Data shown →
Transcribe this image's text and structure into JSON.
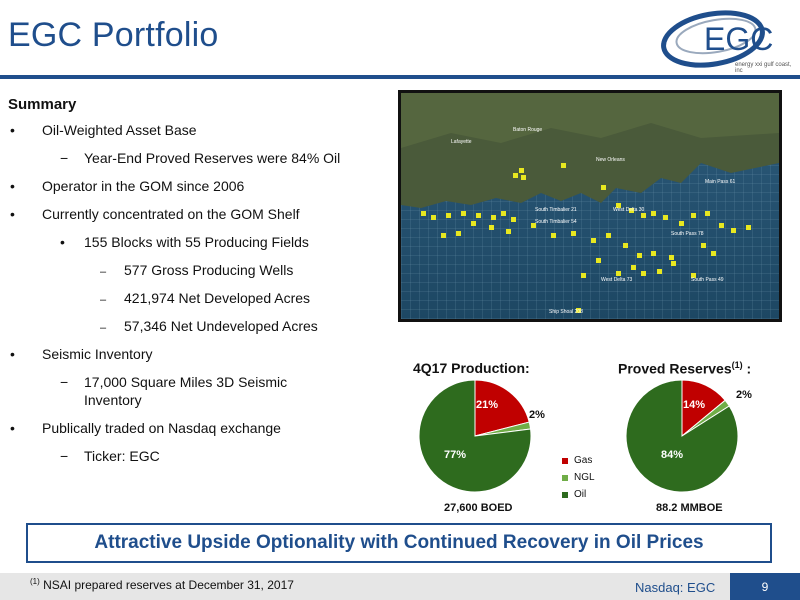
{
  "header": {
    "title": "EGC Portfolio",
    "logo_text": "EGC",
    "logo_subtext": "energy xxi gulf coast, inc"
  },
  "summary": {
    "heading": "Summary",
    "bullets": [
      "Oil-Weighted Asset Base",
      "Year-End Proved Reserves were 84% Oil",
      "Operator in the GOM since 2006",
      "Currently concentrated on the GOM Shelf",
      "155 Blocks with 55 Producing Fields",
      "577 Gross Producing Wells",
      "421,974 Net Developed Acres",
      "57,346 Net Undeveloped Acres",
      "Seismic Inventory",
      "17,000 Square Miles 3D Seismic Inventory",
      "Publically traded on Nasdaq exchange",
      "Ticker: EGC"
    ]
  },
  "map": {
    "labels": [
      "Baton Rouge",
      "Lafayette",
      "New Orleans",
      "Main Pass 61",
      "South Timbalier 21",
      "West Delta 30",
      "South Timbalier 54",
      "South Pass 78",
      "West Delta 73",
      "South Pass 49",
      "Ship Shoal 208"
    ]
  },
  "chart_data": [
    {
      "type": "pie",
      "title": "4Q17 Production:",
      "categories": [
        "Gas",
        "NGL",
        "Oil"
      ],
      "values": [
        21,
        2,
        77
      ],
      "labels": [
        "21%",
        "2%",
        "77%"
      ],
      "footer": "27,600 BOED",
      "legend": "right"
    },
    {
      "type": "pie",
      "title": "Proved Reserves",
      "title_sup": "(1)",
      "title_suffix": " :",
      "categories": [
        "Gas",
        "NGL",
        "Oil"
      ],
      "values": [
        14,
        2,
        84
      ],
      "labels": [
        "14%",
        "2%",
        "84%"
      ],
      "footer": "88.2 MMBOE"
    }
  ],
  "legend": {
    "gas": "Gas",
    "ngl": "NGL",
    "oil": "Oil"
  },
  "colors": {
    "gas": "#c00000",
    "ngl": "#70ad47",
    "oil": "#2e6b1e",
    "brand": "#1f4e8c"
  },
  "banner": "Attractive Upside Optionality with Continued Recovery in Oil Prices",
  "footer": {
    "footnote_marker": "(1)",
    "footnote": "NSAI prepared reserves at December 31, 2017",
    "exchange": "Nasdaq: EGC",
    "page": "9"
  }
}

What is expected →
List each line holding the string "Producing".

Output for this exercise →
      "155 Blocks with 55 Producing Fields",
      "577 Gross Producing Wells",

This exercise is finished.